++++ Material to process
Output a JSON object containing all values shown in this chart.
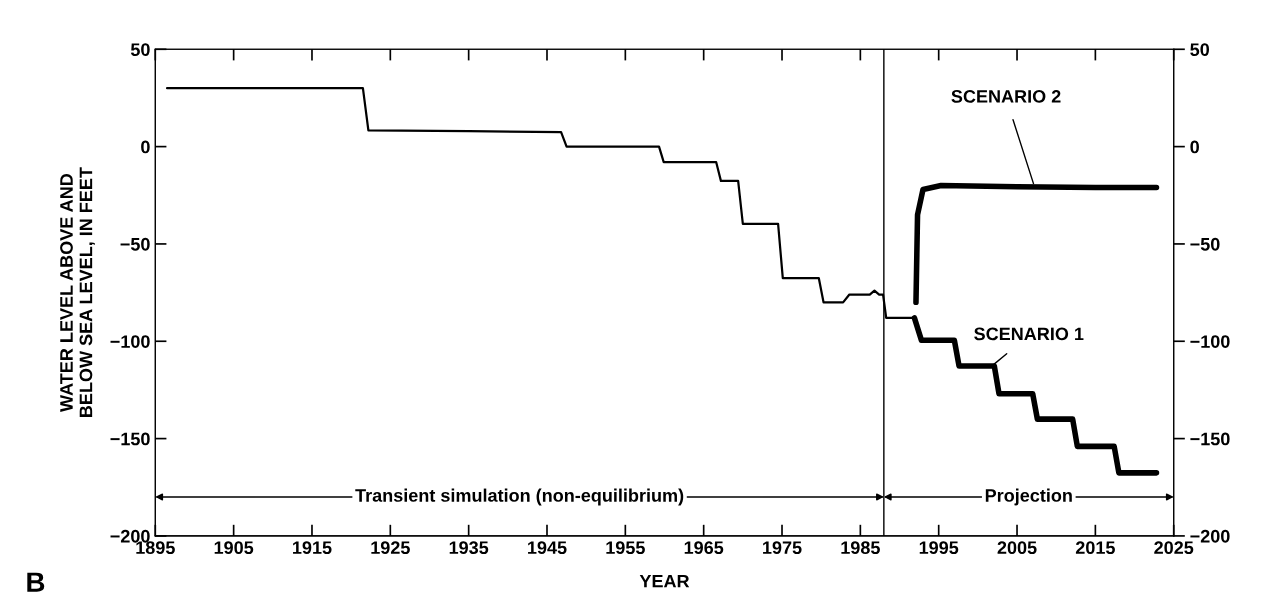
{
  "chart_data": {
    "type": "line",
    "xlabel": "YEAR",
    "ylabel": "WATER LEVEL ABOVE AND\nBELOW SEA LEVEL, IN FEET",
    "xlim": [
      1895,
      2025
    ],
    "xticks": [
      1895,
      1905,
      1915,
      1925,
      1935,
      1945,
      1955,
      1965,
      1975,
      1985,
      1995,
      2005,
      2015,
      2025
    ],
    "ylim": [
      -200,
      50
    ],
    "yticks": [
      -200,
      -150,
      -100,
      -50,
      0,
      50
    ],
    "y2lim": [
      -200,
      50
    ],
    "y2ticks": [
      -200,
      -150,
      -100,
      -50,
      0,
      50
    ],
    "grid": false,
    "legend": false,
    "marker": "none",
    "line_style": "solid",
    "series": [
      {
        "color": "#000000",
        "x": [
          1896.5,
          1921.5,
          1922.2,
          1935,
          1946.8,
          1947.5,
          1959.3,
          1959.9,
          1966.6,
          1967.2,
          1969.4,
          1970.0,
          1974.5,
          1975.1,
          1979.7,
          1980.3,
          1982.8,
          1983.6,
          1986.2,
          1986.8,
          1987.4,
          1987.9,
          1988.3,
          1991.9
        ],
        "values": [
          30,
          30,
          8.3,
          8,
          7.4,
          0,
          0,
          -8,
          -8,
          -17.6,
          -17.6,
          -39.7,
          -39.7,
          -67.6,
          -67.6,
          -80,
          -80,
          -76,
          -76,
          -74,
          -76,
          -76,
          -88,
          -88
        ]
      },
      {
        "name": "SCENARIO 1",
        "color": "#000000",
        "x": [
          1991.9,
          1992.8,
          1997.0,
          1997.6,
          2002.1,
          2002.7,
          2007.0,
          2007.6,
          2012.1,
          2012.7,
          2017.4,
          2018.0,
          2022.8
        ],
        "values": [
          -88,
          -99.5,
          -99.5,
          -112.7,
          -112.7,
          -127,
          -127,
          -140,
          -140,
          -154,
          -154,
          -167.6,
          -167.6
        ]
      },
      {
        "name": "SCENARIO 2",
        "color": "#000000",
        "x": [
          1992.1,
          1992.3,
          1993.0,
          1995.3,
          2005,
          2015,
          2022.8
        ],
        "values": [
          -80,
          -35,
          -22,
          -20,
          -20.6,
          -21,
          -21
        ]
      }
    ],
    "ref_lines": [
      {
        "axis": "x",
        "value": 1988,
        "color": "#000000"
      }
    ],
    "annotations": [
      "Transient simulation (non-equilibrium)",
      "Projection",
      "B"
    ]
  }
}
++++++++
[Set problem] Quote in full the listing given above; the images are to be left out.

[Written answer]
Output a JSON object containing all values shown in this chart.
{
  "chart_data": {
    "type": "line",
    "xlabel": "YEAR",
    "ylabel": "WATER LEVEL ABOVE AND\nBELOW SEA LEVEL, IN FEET",
    "xlim": [
      1895,
      2025
    ],
    "xticks": [
      1895,
      1905,
      1915,
      1925,
      1935,
      1945,
      1955,
      1965,
      1975,
      1985,
      1995,
      2005,
      2015,
      2025
    ],
    "ylim": [
      -200,
      50
    ],
    "yticks": [
      -200,
      -150,
      -100,
      -50,
      0,
      50
    ],
    "y2lim": [
      -200,
      50
    ],
    "y2ticks": [
      -200,
      -150,
      -100,
      -50,
      0,
      50
    ],
    "grid": false,
    "legend": false,
    "marker": "none",
    "line_style": "solid",
    "series": [
      {
        "color": "#000000",
        "x": [
          1896.5,
          1921.5,
          1922.2,
          1935,
          1946.8,
          1947.5,
          1959.3,
          1959.9,
          1966.6,
          1967.2,
          1969.4,
          1970.0,
          1974.5,
          1975.1,
          1979.7,
          1980.3,
          1982.8,
          1983.6,
          1986.2,
          1986.8,
          1987.4,
          1987.9,
          1988.3,
          1991.9
        ],
        "values": [
          30,
          30,
          8.3,
          8,
          7.4,
          0,
          0,
          -8,
          -8,
          -17.6,
          -17.6,
          -39.7,
          -39.7,
          -67.6,
          -67.6,
          -80,
          -80,
          -76,
          -76,
          -74,
          -76,
          -76,
          -88,
          -88
        ]
      },
      {
        "name": "SCENARIO 1",
        "color": "#000000",
        "x": [
          1991.9,
          1992.8,
          1997.0,
          1997.6,
          2002.1,
          2002.7,
          2007.0,
          2007.6,
          2012.1,
          2012.7,
          2017.4,
          2018.0,
          2022.8
        ],
        "values": [
          -88,
          -99.5,
          -99.5,
          -112.7,
          -112.7,
          -127,
          -127,
          -140,
          -140,
          -154,
          -154,
          -167.6,
          -167.6
        ]
      },
      {
        "name": "SCENARIO 2",
        "color": "#000000",
        "x": [
          1992.1,
          1992.3,
          1993.0,
          1995.3,
          2005,
          2015,
          2022.8
        ],
        "values": [
          -80,
          -35,
          -22,
          -20,
          -20.6,
          -21,
          -21
        ]
      }
    ],
    "ref_lines": [
      {
        "axis": "x",
        "value": 1988,
        "color": "#000000"
      }
    ],
    "annotations": [
      "Transient simulation (non-equilibrium)",
      "Projection",
      "B"
    ]
  }
}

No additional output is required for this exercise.